Begin

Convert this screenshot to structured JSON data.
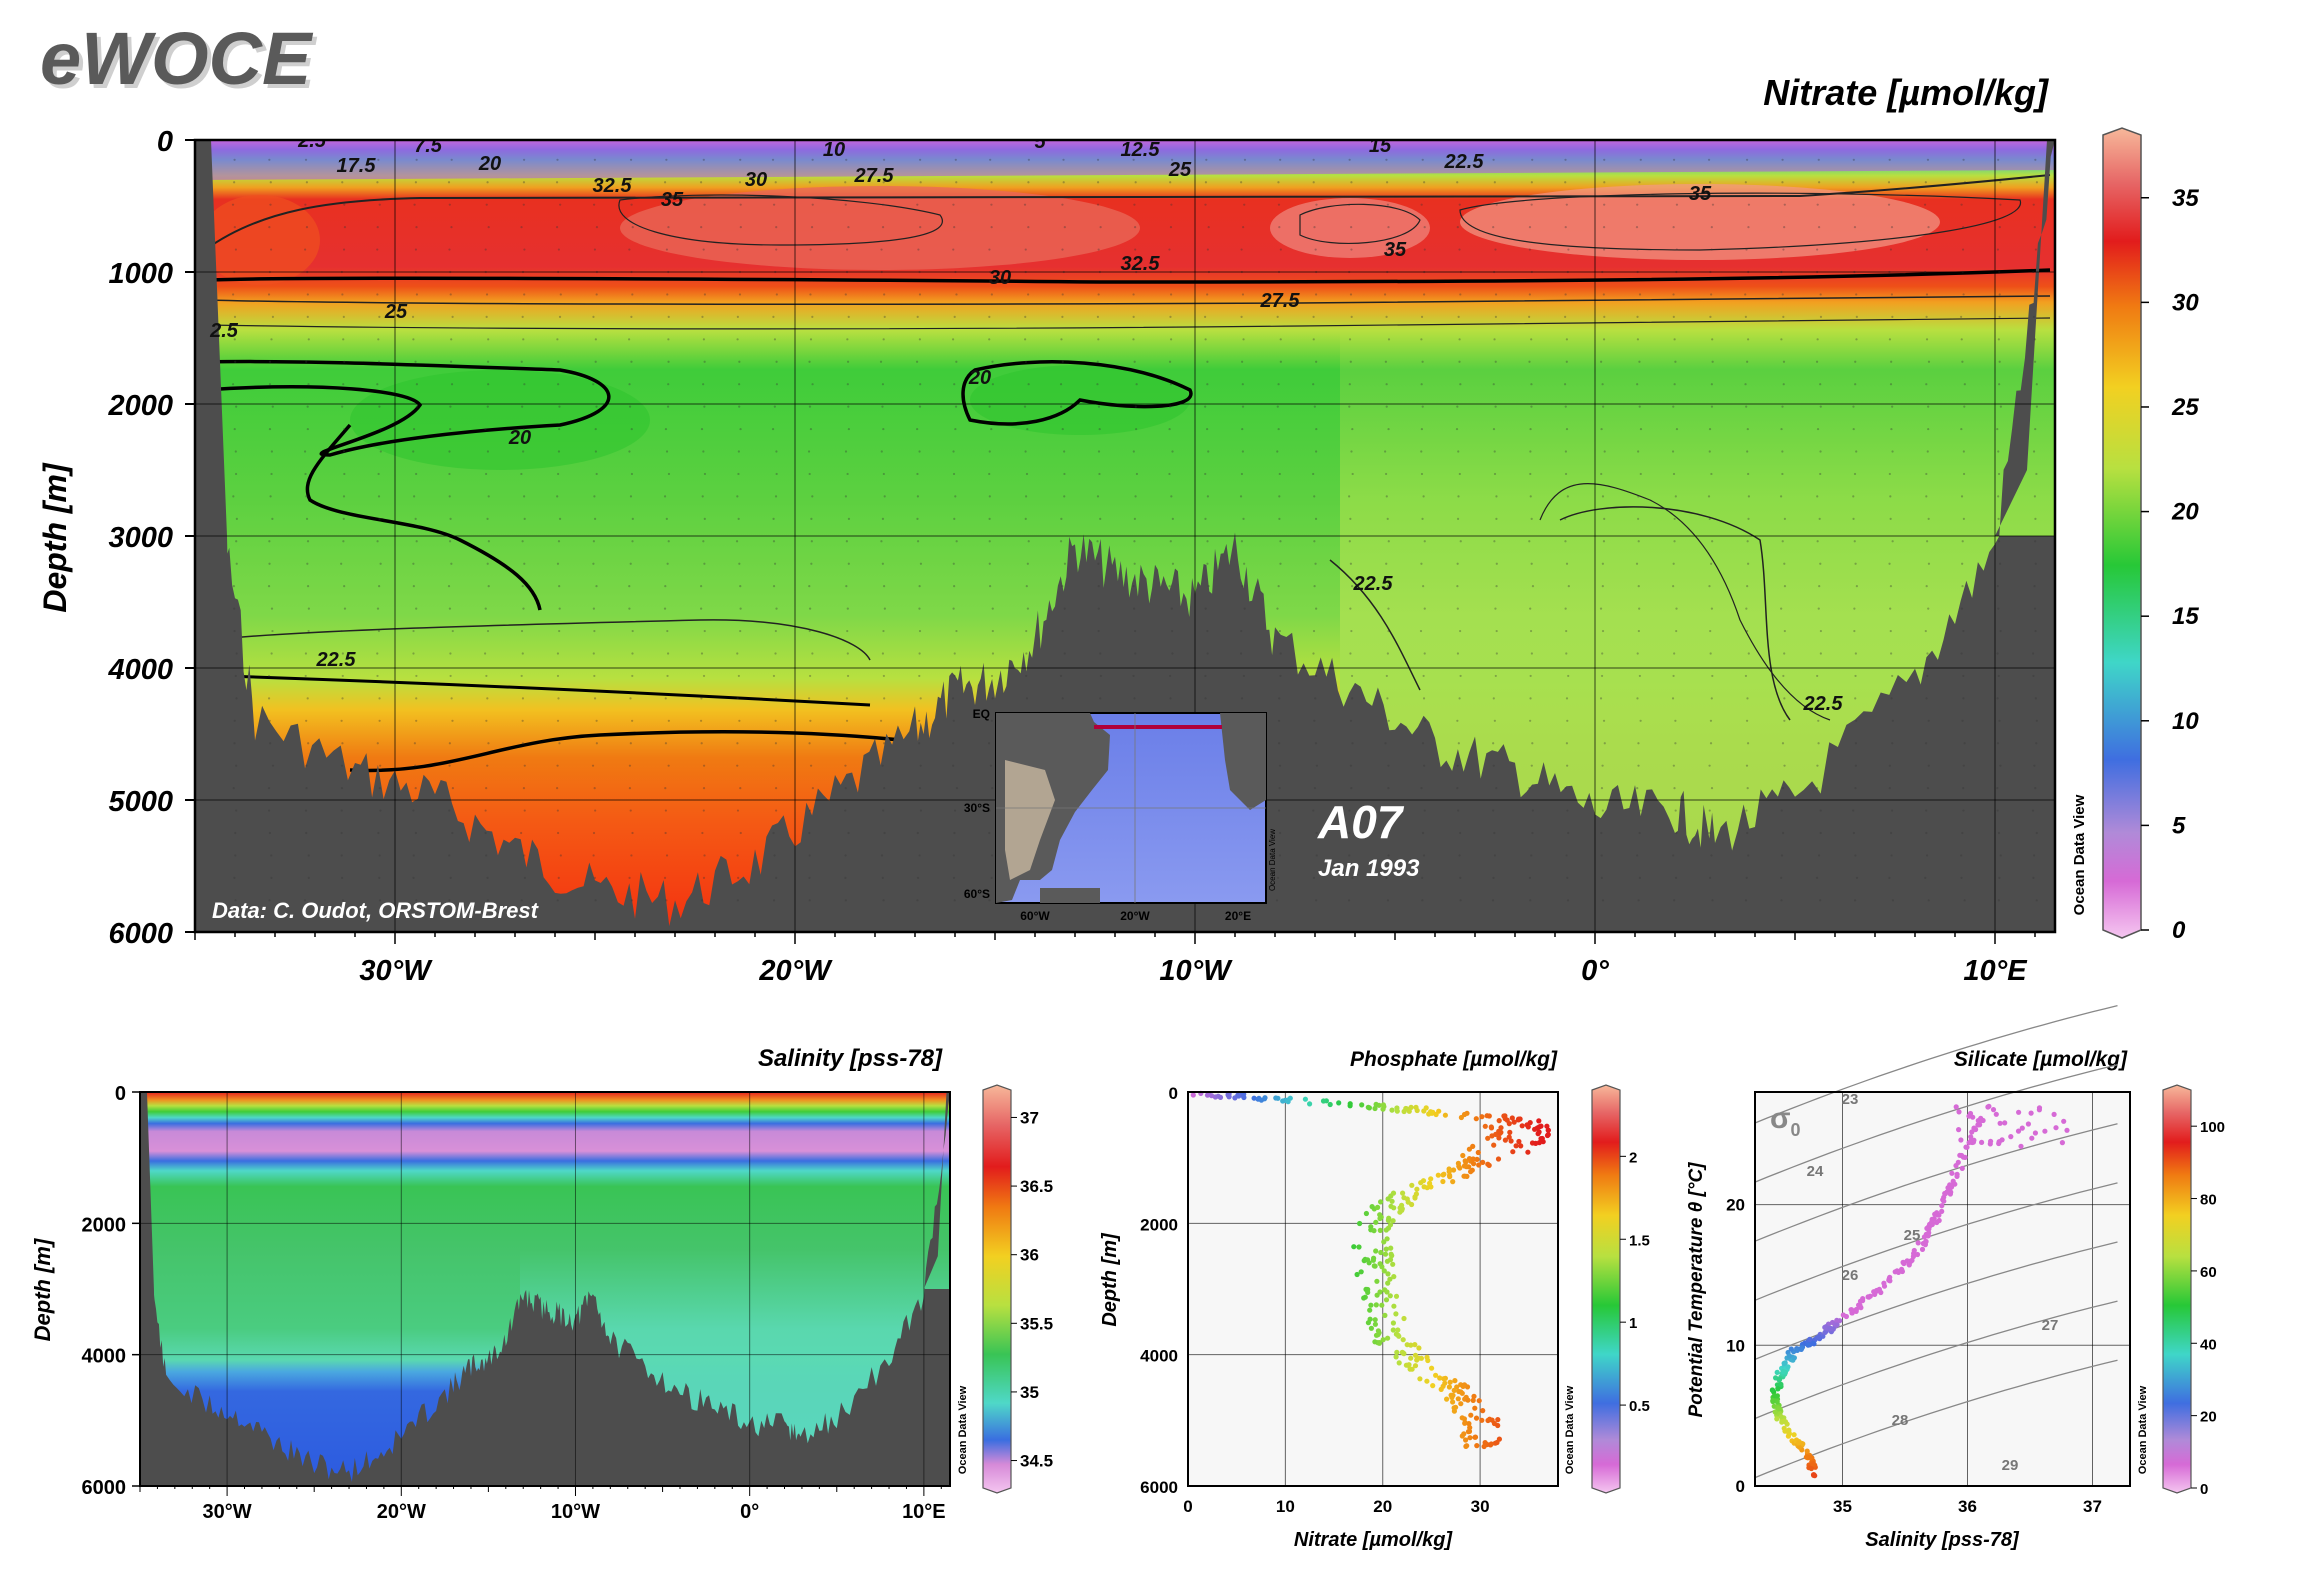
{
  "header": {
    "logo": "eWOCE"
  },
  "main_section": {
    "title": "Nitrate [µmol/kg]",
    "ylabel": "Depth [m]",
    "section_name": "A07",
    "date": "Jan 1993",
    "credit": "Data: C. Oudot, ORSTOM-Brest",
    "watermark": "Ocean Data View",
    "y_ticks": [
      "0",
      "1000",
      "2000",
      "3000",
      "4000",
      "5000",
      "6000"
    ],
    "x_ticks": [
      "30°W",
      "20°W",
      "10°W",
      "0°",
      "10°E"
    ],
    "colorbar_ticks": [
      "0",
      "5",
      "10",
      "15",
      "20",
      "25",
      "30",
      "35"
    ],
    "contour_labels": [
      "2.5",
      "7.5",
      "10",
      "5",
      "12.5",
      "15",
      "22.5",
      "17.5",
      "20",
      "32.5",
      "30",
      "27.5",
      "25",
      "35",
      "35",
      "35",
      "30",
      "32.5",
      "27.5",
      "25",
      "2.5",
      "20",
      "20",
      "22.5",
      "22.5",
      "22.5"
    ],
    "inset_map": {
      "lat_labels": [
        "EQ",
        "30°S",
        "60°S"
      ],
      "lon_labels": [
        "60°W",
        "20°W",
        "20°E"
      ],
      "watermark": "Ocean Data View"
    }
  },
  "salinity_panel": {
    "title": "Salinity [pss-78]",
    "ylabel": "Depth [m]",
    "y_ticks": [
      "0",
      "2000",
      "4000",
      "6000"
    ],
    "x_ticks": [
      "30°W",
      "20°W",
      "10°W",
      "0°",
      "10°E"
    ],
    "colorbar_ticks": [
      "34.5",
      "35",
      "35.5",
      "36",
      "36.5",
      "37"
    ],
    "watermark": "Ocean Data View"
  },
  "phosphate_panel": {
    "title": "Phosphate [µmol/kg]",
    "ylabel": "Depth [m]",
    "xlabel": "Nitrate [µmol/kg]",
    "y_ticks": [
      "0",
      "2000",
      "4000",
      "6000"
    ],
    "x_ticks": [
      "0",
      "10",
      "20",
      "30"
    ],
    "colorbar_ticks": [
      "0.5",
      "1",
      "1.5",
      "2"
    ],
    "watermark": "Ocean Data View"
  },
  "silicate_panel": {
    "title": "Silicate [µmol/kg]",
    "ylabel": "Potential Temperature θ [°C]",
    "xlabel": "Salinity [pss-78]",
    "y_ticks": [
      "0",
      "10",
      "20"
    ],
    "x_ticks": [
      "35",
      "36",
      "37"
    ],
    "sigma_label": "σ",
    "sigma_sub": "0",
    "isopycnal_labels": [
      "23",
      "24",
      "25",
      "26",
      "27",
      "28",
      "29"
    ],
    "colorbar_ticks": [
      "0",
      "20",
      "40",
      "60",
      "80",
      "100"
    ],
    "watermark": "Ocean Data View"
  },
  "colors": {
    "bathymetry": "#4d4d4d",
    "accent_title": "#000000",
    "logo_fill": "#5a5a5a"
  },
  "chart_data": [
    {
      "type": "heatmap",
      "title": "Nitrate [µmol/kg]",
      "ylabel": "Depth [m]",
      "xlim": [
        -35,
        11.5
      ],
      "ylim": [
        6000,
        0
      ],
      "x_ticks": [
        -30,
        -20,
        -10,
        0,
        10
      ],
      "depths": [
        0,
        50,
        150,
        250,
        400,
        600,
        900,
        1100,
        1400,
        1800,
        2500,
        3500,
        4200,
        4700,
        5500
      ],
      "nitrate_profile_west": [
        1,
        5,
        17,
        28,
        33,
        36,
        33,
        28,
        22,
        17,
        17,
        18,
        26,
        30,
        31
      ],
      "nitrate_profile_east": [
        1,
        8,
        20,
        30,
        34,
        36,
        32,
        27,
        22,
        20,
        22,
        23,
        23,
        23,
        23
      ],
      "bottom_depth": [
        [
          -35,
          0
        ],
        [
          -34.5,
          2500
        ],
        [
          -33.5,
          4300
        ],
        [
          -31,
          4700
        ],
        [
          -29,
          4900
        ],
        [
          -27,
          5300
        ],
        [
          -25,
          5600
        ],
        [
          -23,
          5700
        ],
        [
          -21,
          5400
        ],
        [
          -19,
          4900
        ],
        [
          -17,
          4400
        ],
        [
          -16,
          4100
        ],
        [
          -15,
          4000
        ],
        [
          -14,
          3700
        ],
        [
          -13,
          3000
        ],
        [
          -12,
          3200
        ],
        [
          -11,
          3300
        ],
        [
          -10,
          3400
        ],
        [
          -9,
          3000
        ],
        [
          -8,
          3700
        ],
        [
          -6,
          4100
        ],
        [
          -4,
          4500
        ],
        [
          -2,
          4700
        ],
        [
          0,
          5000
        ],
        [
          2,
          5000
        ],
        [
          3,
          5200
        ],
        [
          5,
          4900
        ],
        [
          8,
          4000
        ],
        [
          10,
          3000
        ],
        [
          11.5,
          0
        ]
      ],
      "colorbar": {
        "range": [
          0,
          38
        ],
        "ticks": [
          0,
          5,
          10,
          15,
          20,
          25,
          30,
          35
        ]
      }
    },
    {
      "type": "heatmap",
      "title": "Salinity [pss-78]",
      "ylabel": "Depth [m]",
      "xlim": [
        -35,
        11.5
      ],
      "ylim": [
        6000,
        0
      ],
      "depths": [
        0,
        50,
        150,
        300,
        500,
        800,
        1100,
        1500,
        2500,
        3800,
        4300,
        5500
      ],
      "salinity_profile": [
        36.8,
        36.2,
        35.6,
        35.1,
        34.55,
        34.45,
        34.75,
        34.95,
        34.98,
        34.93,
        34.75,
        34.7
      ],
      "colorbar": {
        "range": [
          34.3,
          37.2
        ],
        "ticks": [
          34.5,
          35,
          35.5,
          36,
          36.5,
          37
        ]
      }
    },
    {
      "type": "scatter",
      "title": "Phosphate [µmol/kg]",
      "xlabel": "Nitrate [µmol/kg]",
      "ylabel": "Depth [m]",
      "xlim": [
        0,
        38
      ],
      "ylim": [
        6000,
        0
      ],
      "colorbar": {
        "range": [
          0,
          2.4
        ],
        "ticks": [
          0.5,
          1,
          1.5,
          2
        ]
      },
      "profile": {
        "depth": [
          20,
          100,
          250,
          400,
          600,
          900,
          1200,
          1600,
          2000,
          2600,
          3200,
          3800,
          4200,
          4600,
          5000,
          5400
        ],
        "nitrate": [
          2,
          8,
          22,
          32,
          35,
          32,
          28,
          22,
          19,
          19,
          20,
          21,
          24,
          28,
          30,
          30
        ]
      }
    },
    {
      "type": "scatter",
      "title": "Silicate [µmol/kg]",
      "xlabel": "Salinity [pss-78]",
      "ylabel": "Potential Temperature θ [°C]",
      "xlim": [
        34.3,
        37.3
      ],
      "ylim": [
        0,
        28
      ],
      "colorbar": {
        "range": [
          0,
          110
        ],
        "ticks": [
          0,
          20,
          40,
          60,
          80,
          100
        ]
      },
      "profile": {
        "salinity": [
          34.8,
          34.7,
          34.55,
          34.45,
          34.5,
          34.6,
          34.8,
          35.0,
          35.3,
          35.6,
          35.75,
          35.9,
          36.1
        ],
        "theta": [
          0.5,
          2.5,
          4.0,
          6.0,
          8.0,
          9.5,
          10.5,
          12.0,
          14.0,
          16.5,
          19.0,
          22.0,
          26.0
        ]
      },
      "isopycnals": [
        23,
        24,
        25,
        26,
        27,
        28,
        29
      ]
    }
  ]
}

End
Begin

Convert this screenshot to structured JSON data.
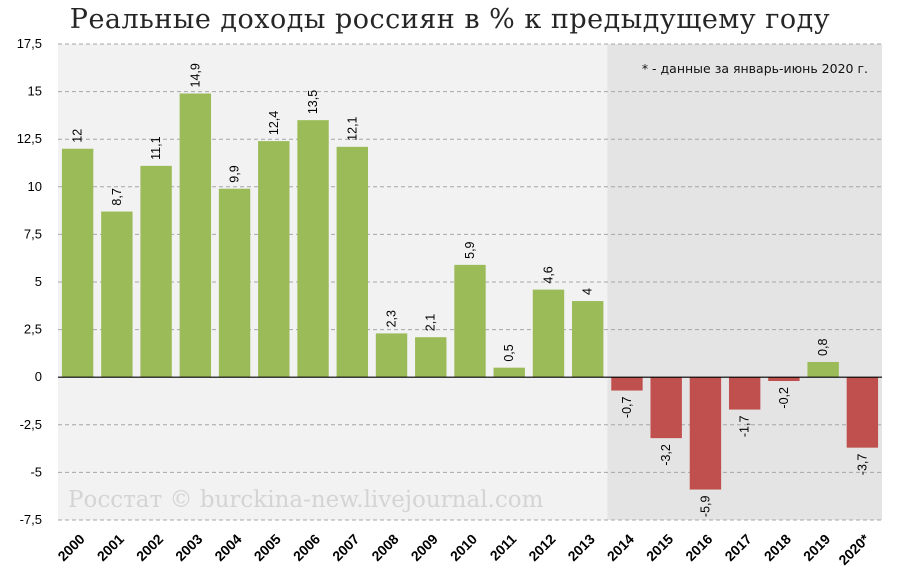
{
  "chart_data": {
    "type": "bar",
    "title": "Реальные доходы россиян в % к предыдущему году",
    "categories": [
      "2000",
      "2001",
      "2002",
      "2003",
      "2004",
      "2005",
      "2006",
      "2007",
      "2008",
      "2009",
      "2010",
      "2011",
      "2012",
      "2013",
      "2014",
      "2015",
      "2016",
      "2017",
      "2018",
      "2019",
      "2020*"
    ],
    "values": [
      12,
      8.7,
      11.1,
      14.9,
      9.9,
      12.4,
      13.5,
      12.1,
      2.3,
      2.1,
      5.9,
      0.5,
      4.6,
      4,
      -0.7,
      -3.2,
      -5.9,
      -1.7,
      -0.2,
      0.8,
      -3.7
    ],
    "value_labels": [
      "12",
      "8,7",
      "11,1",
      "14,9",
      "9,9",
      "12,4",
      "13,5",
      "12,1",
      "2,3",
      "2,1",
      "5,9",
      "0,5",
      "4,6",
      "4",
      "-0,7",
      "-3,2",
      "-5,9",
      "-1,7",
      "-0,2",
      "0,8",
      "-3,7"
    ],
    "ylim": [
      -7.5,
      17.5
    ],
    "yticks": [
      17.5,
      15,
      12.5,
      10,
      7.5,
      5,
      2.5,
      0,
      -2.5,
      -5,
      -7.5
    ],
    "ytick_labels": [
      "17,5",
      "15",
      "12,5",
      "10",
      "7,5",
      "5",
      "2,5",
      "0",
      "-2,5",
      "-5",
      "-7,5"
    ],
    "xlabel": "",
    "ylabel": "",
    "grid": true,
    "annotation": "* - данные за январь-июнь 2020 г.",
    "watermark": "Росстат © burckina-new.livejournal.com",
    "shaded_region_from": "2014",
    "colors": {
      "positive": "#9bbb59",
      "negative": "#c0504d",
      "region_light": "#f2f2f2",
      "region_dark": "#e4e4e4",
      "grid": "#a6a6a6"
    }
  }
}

End

Goal of the exercise |
Go through the preceding material and copy each line that has the word "Potential".

Written solution |
    "ylabel": "Potential Temperature θ [°C]",
      "ylabel": "Potential Temperature θ [°C]",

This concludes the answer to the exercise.